TASK TO CARRY OUT | Which lines include the word "sales"? Copy each of them.

(Dataset rows)
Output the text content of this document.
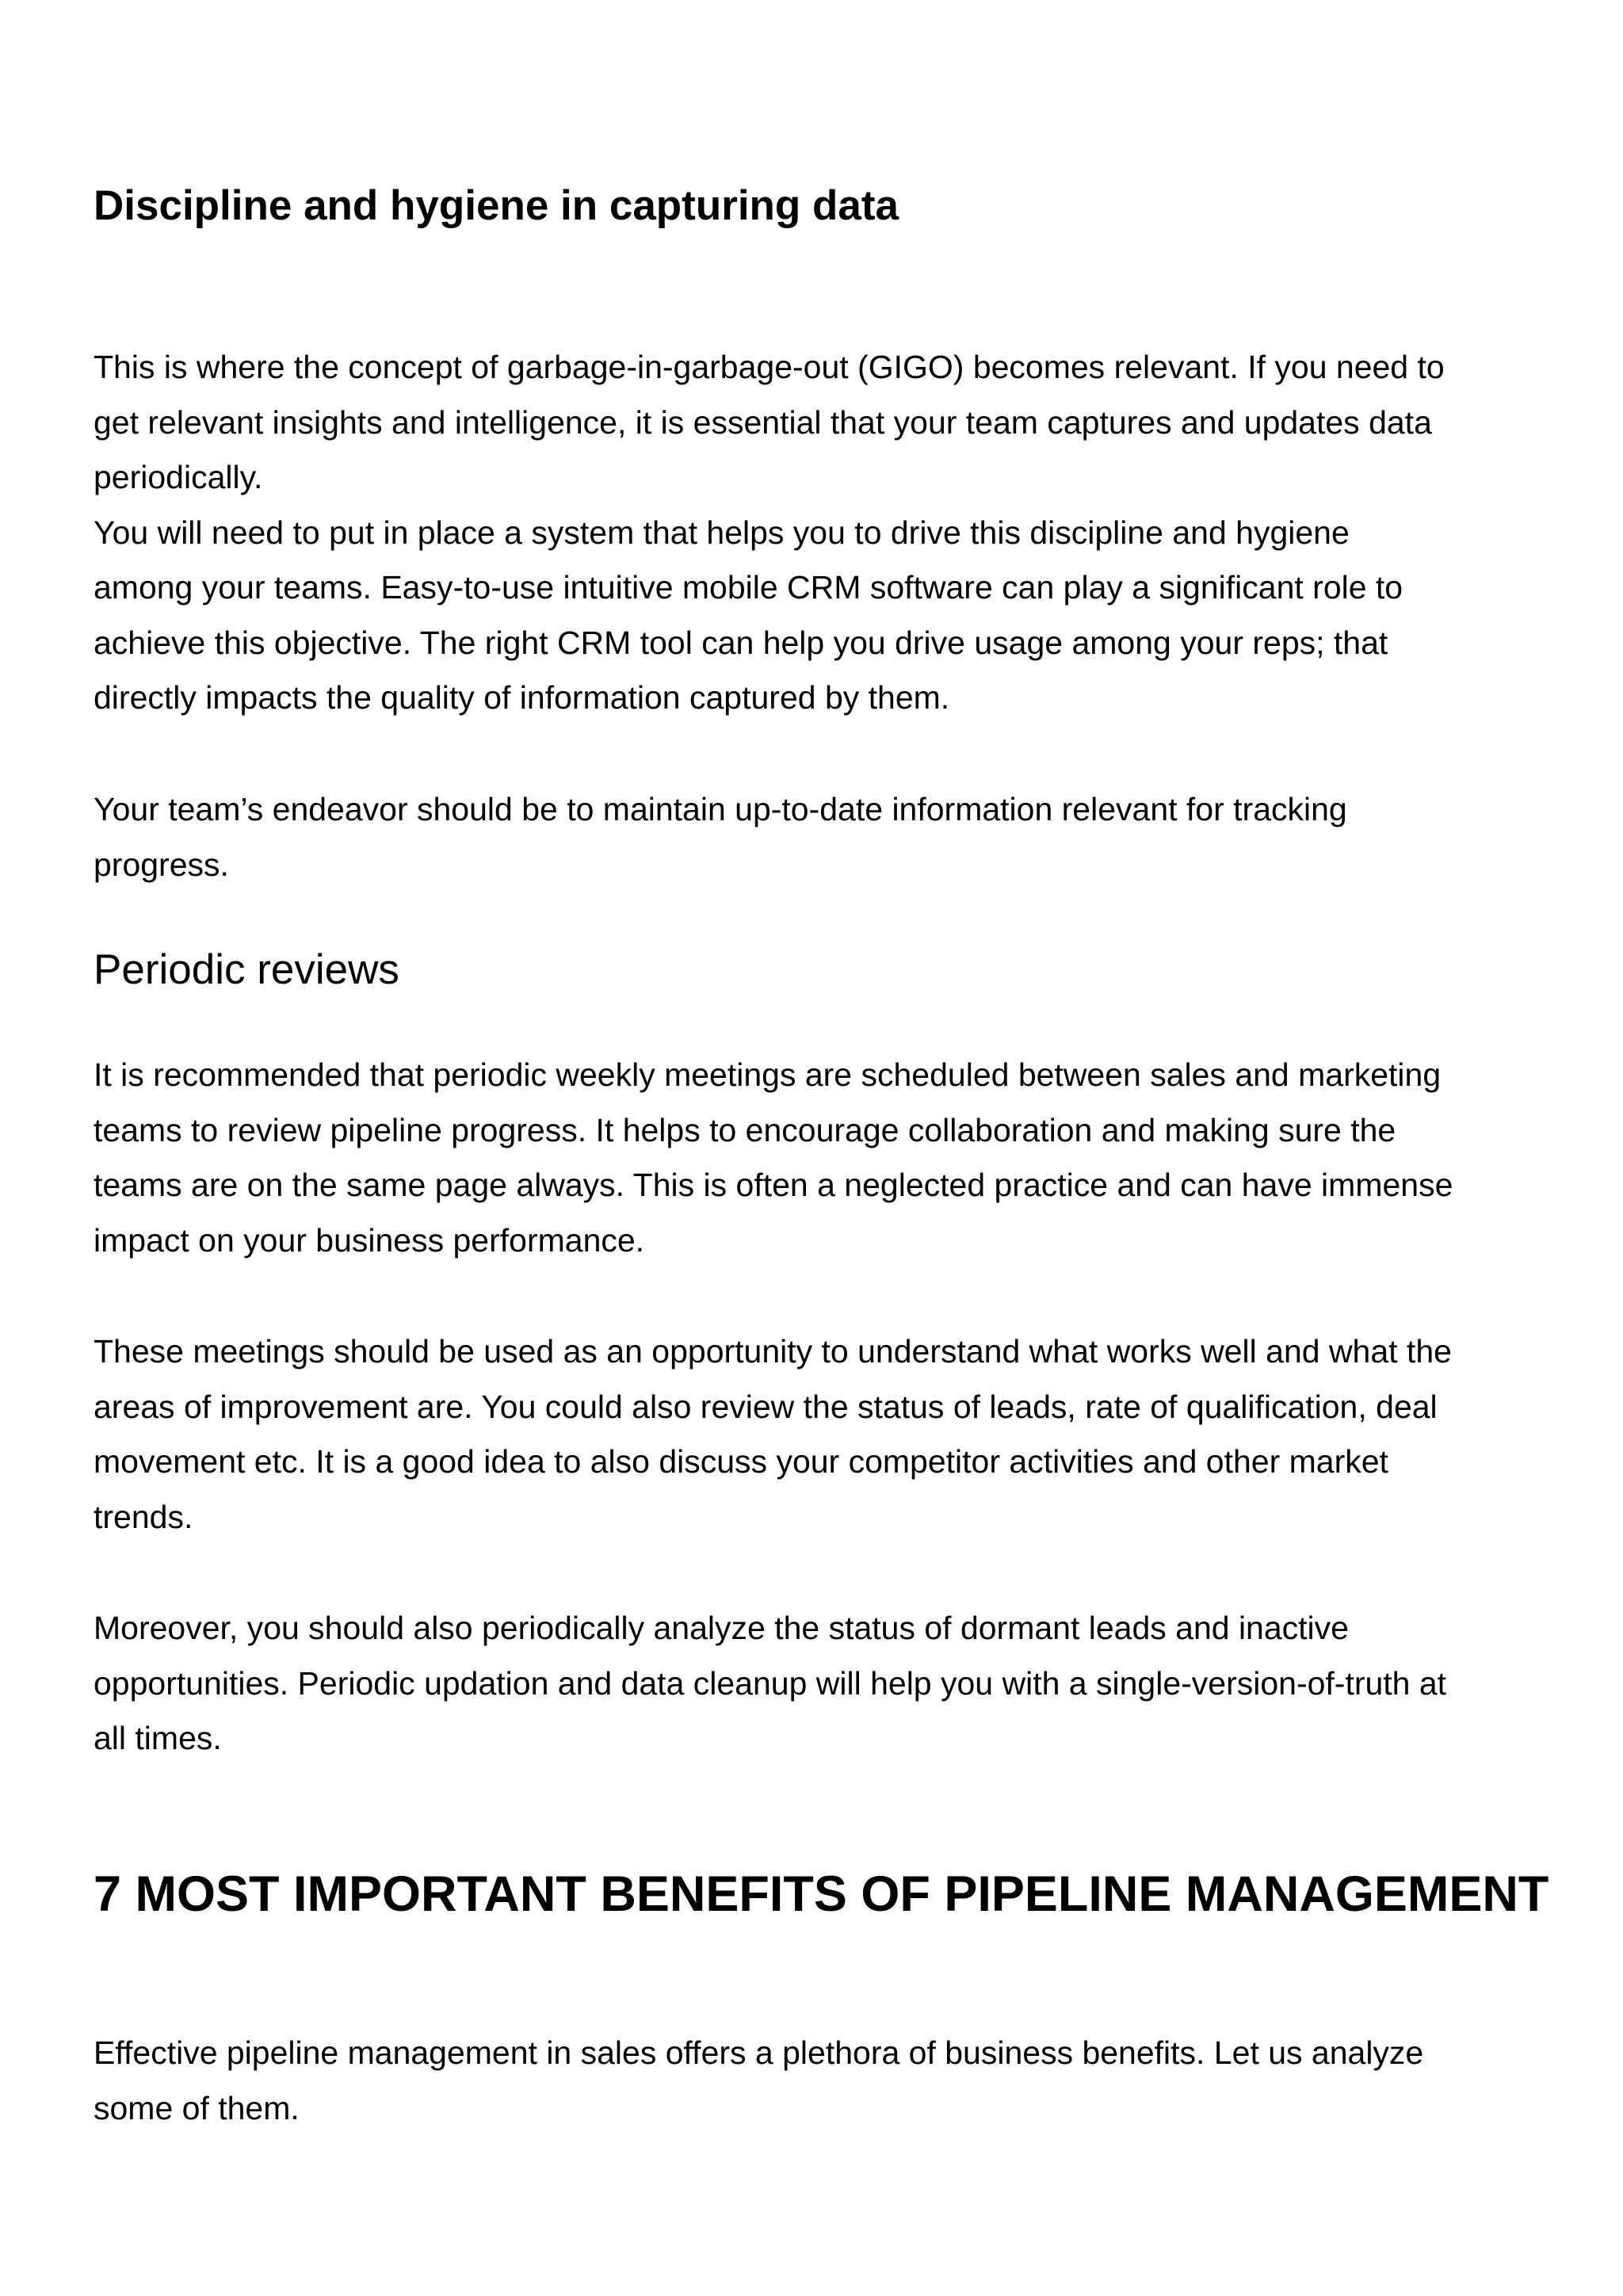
Discipline and hygiene in capturing data

This is where the concept of garbage-in-garbage-out (GIGO) becomes relevant. If you need to
get relevant insights and intelligence, it is essential that your team captures and updates data
periodically.
You will need to put in place a system that helps you to drive this discipline and hygiene
among your teams. Easy-to-use intuitive mobile CRM software can play a significant role to
achieve this objective. The right CRM tool can help you drive usage among your reps; that
directly impacts the quality of information captured by them.

Your team’s endeavor should be to maintain up-to-date information relevant for tracking
progress.

Periodic reviews

It is recommended that periodic weekly meetings are scheduled between sales and marketing
teams to review pipeline progress. It helps to encourage collaboration and making sure the
teams are on the same page always. This is often a neglected practice and can have immense
impact on your business performance.

These meetings should be used as an opportunity to understand what works well and what the
areas of improvement are. You could also review the status of leads, rate of qualification, deal
movement etc. It is a good idea to also discuss your competitor activities and other market
trends.

Moreover, you should also periodically analyze the status of dormant leads and inactive
opportunities. Periodic updation and data cleanup will help you with a single-version-of-truth at
all times.

7 MOST IMPORTANT BENEFITS OF PIPELINE MANAGEMENT

Effective pipeline management in sales offers a plethora of business benefits. Let us analyze
some of them.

EXERCISE RESPONSE |
It is recommended that periodic weekly meetings are scheduled between sales and marketing
Effective pipeline management in sales offers a plethora of business benefits. Let us analyze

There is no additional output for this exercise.